### INSTRUCTIONS FOR THE TASK
Filter the records below and copy every line containing the word "ylabel".

### MATERIAL SHOWN
===============

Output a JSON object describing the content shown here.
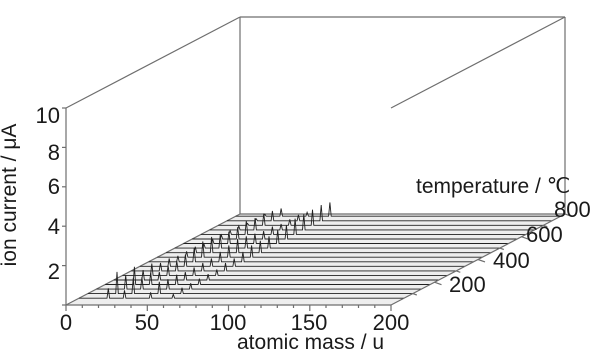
{
  "chart_data": {
    "type": "waterfall-3d",
    "xlabel": "atomic mass / u",
    "ylabel": "ion current / μA",
    "zlabel": "temperature / ℃",
    "x_ticks": [
      "0",
      "50",
      "100",
      "150",
      "200"
    ],
    "y_ticks": [
      "2",
      "4",
      "6",
      "8",
      "10"
    ],
    "z_ticks": [
      "200",
      "400",
      "600",
      "800"
    ],
    "xlim": [
      0,
      200
    ],
    "ylim": [
      0,
      10
    ],
    "zlim": [
      0,
      800
    ],
    "grid": false,
    "series_temperatures": [
      60,
      100,
      140,
      180,
      220,
      260,
      300,
      340,
      380,
      420,
      460,
      500,
      540,
      580,
      620,
      660,
      700,
      740,
      780
    ],
    "peaks": [
      {
        "mass": 18,
        "ion_current_by_temperature": [
          0.5,
          1.1,
          0.7,
          0.9,
          0.5,
          0.6,
          0.4,
          0.4,
          0.3,
          0.3,
          0.3,
          0.2,
          0.2,
          0.2,
          0.2,
          0.2,
          0.1,
          0.1,
          0.1
        ]
      },
      {
        "mass": 28,
        "ion_current_by_temperature": [
          0.4,
          0.8,
          0.6,
          0.6,
          0.4,
          0.5,
          0.5,
          0.6,
          0.7,
          0.8,
          0.8,
          0.7,
          0.6,
          0.6,
          0.7,
          0.6,
          0.6,
          0.5,
          0.4
        ]
      },
      {
        "mass": 44,
        "ion_current_by_temperature": [
          0.3,
          0.6,
          0.5,
          0.5,
          0.4,
          0.4,
          0.4,
          0.4,
          0.5,
          0.6,
          0.7,
          0.6,
          0.5,
          0.4,
          0.4,
          0.3,
          0.3,
          0.3,
          0.2
        ]
      },
      {
        "mass": 58,
        "ion_current_by_temperature": [
          0.2,
          0.3,
          0.3,
          0.3,
          0.3,
          0.3,
          0.4,
          0.4,
          0.5,
          0.6,
          0.6,
          0.6,
          0.7,
          0.7,
          0.8,
          0.8,
          0.8,
          0.8,
          0.7
        ]
      }
    ]
  }
}
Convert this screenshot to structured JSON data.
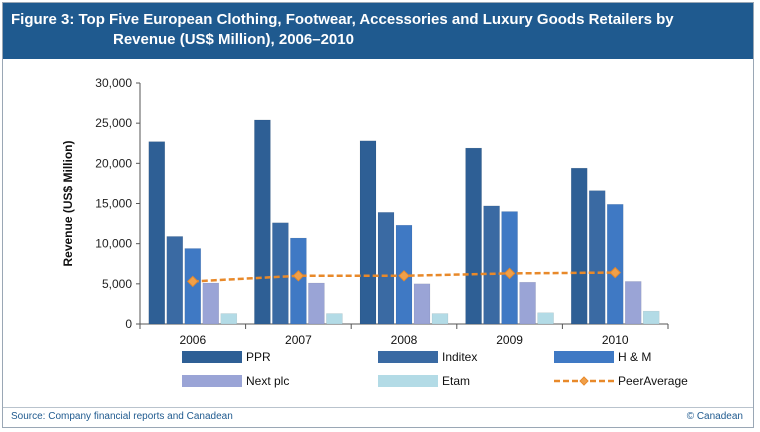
{
  "header": {
    "title_line1": "Figure 3: Top Five European Clothing, Footwear, Accessories and Luxury Goods Retailers by",
    "title_line2": "Revenue (US$ Million), 2006–2010"
  },
  "footer": {
    "source": "Source: Company financial reports and Canadean",
    "copyright": "© Canadean"
  },
  "colors": {
    "title_bg": "#1f5a8f",
    "PPR": "#2e5f95",
    "Inditex": "#3a6aa3",
    "HM": "#3f79c4",
    "Next": "#9aa4d6",
    "Etam": "#b3dbe6",
    "PeerAverage": "#e8892a"
  },
  "chart_data": {
    "type": "bar",
    "title": "Figure 3: Top Five European Clothing, Footwear, Accessories and Luxury Goods Retailers by Revenue (US$ Million), 2006–2010",
    "xlabel": "",
    "ylabel": "Revenue (US$ Million)",
    "ylim": [
      0,
      30000
    ],
    "yticks": [
      "0",
      "5,000",
      "10,000",
      "15,000",
      "20,000",
      "25,000",
      "30,000"
    ],
    "categories": [
      "2006",
      "2007",
      "2008",
      "2009",
      "2010"
    ],
    "series": [
      {
        "name": "PPR",
        "values": [
          22700,
          25400,
          22800,
          21900,
          19400
        ]
      },
      {
        "name": "Inditex",
        "values": [
          10900,
          12600,
          13900,
          14700,
          16600
        ]
      },
      {
        "name": "H & M",
        "values": [
          9400,
          10700,
          12300,
          14000,
          14900
        ]
      },
      {
        "name": "Next plc",
        "values": [
          5100,
          5100,
          5000,
          5200,
          5300
        ]
      },
      {
        "name": "Etam",
        "values": [
          1300,
          1300,
          1300,
          1400,
          1600
        ]
      }
    ],
    "line_series": [
      {
        "name": "PeerAverage",
        "values": [
          5300,
          6000,
          6000,
          6300,
          6400
        ]
      }
    ],
    "legend_position": "bottom"
  }
}
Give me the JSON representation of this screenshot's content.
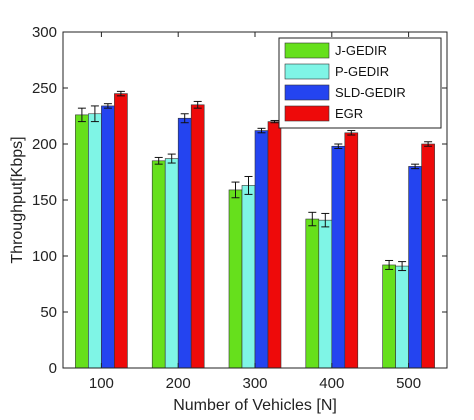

===============

### EXERCISE OUTPUT
    "ylabel": "ion current / μA",
    "ylabel": "Revenue (US$ Million)",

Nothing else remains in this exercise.